[start of Supplied records]

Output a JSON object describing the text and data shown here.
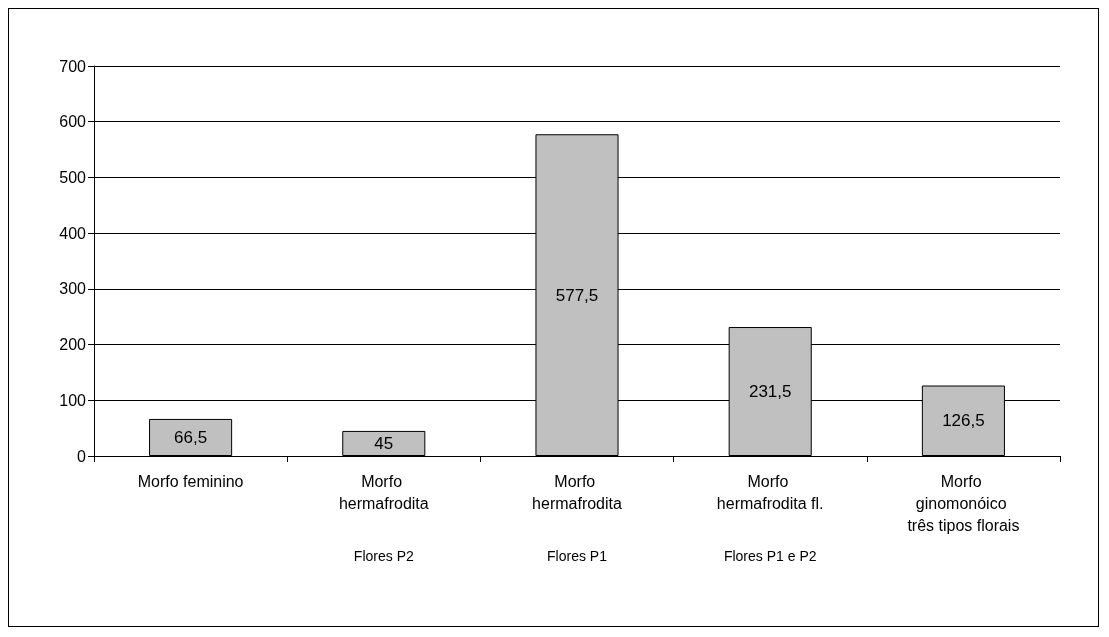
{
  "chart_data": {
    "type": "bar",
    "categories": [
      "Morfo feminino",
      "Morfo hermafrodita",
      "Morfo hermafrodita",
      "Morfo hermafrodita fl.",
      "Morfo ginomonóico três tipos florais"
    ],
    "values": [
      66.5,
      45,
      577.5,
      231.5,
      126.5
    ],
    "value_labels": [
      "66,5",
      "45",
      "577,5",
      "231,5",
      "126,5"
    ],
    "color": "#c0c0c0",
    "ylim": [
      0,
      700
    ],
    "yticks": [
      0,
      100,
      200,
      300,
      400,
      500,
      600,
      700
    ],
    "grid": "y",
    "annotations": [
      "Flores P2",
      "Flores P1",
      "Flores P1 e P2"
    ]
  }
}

[end of Supplied records]
[start of Supplied records]

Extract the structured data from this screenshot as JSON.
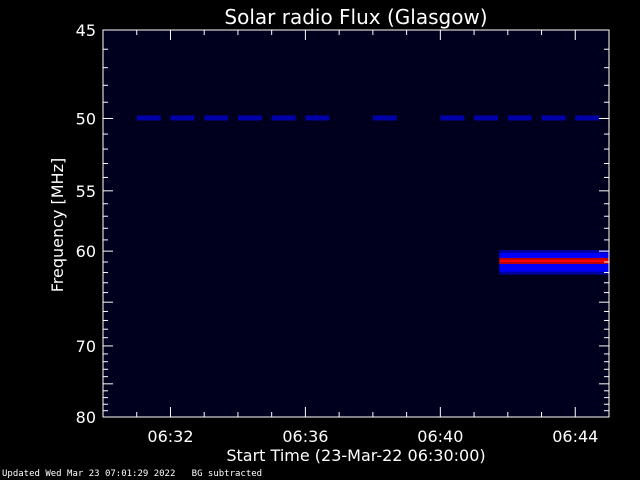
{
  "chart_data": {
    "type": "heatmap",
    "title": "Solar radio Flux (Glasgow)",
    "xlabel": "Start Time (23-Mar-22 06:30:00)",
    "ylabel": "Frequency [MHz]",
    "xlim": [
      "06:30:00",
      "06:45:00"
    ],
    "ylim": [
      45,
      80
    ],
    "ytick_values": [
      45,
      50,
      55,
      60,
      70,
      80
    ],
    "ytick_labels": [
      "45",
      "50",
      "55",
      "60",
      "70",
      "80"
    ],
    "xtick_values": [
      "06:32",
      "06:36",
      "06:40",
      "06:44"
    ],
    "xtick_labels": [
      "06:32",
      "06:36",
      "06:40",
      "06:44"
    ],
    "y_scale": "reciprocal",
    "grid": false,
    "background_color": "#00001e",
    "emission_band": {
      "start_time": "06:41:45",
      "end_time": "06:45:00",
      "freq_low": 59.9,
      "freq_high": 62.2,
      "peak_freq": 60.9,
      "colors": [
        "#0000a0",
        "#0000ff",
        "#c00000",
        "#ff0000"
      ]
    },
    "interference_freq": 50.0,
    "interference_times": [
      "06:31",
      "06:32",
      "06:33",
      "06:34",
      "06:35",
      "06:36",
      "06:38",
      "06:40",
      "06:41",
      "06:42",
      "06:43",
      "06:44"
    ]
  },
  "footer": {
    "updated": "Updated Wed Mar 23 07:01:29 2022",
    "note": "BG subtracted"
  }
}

[end of Supplied records]
[start of Supplied records]

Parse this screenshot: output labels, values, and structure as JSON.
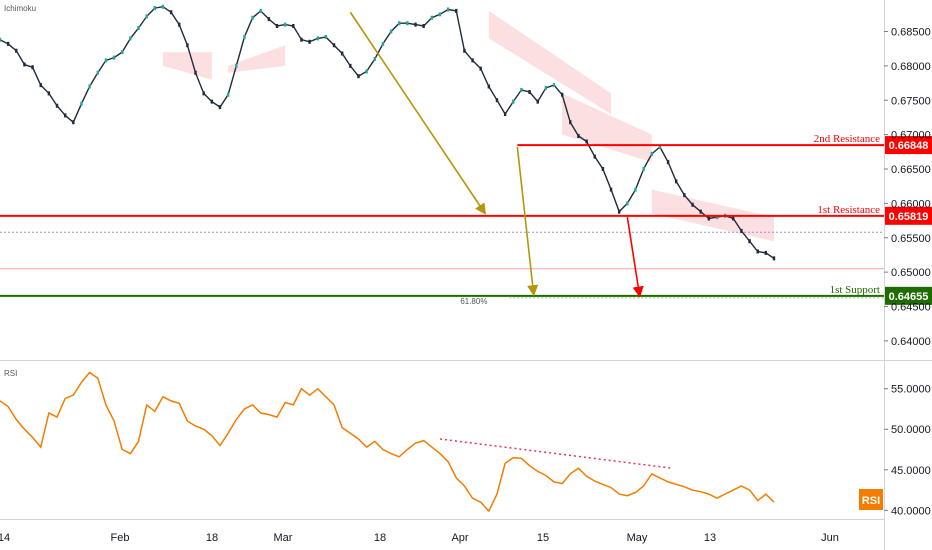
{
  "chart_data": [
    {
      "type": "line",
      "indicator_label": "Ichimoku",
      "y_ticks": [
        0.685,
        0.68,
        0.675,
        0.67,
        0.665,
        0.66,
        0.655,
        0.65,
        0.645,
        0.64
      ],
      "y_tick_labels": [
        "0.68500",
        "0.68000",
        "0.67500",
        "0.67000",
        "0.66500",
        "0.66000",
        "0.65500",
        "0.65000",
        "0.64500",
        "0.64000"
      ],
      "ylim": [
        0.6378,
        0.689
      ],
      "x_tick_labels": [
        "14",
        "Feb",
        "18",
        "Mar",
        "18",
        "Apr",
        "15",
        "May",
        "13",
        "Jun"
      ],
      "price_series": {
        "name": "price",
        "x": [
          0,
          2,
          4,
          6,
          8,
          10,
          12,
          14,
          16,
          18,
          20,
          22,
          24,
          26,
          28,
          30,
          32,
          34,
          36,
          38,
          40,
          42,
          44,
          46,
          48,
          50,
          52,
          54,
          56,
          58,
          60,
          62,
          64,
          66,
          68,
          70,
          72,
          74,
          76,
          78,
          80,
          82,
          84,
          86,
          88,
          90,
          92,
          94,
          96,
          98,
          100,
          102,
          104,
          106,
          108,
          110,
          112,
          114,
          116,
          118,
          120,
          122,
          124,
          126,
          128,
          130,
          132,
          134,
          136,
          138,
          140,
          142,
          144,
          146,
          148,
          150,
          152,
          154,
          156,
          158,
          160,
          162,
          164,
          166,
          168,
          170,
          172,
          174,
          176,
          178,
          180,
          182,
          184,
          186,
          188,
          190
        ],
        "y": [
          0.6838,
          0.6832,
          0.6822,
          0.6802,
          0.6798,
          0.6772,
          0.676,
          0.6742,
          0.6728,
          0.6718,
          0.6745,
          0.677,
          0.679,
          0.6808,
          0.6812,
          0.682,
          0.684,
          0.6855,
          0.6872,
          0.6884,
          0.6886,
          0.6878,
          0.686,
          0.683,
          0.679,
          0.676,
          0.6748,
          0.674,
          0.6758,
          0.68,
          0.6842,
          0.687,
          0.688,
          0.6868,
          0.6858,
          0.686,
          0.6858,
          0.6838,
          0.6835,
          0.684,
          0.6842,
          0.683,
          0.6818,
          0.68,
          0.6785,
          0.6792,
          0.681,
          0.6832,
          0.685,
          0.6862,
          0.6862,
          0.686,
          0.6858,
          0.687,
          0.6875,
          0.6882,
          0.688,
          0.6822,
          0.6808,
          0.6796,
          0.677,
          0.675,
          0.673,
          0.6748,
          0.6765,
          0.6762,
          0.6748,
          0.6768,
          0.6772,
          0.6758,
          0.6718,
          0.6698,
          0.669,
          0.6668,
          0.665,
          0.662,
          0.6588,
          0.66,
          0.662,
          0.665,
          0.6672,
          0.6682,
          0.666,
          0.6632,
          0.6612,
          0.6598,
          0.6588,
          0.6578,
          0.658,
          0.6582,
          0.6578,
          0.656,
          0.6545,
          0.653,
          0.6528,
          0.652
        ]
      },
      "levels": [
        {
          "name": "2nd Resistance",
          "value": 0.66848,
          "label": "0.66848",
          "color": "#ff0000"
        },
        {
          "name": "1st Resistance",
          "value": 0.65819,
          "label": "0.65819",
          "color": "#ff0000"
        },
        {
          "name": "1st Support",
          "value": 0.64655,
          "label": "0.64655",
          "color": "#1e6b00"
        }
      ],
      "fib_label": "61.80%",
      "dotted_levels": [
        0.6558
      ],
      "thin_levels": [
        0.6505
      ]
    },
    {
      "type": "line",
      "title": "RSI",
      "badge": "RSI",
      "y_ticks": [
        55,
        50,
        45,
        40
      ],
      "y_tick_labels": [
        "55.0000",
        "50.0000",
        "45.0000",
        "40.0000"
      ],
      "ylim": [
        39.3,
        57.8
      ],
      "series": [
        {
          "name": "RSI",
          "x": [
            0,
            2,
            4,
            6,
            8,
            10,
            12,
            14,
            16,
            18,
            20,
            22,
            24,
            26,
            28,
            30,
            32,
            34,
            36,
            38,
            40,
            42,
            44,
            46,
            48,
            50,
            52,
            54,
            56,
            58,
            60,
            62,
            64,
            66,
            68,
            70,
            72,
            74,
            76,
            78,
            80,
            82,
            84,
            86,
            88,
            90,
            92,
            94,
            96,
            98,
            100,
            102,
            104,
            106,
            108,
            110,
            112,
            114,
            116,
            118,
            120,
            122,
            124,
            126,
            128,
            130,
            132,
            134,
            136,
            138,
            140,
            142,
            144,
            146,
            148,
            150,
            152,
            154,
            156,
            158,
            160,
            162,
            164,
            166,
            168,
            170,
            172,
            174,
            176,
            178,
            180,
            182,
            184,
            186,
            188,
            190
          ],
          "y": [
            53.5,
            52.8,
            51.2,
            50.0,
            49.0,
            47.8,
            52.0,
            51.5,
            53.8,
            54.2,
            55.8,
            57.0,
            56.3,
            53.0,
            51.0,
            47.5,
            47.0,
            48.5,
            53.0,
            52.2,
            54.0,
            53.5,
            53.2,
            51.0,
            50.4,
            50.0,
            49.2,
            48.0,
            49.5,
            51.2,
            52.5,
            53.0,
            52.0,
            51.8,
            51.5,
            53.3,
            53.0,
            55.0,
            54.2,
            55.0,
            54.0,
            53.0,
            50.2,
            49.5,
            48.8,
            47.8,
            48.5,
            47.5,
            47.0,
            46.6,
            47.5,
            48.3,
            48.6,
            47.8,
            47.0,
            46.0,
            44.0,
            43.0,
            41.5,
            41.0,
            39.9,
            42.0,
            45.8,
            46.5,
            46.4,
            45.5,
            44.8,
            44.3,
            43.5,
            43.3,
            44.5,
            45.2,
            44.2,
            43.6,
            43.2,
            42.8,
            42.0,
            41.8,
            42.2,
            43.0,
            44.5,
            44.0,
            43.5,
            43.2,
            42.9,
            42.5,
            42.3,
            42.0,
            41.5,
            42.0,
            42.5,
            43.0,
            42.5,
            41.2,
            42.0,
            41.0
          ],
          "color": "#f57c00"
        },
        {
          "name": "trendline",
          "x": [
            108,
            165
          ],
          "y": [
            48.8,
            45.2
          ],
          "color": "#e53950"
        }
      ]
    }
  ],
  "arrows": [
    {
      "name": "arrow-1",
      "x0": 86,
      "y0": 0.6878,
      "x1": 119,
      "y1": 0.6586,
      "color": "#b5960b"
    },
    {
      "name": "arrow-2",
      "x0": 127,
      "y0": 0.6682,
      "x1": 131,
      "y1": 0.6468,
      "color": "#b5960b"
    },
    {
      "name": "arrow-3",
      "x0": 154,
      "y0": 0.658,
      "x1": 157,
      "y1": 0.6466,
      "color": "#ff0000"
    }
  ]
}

[end of Supplied records]

Objective |
From the listing above, copy out each line where the word "title" appears.

Response |
    "title": "Solar radio Flux (Glasgow)",
      "title": "RSI",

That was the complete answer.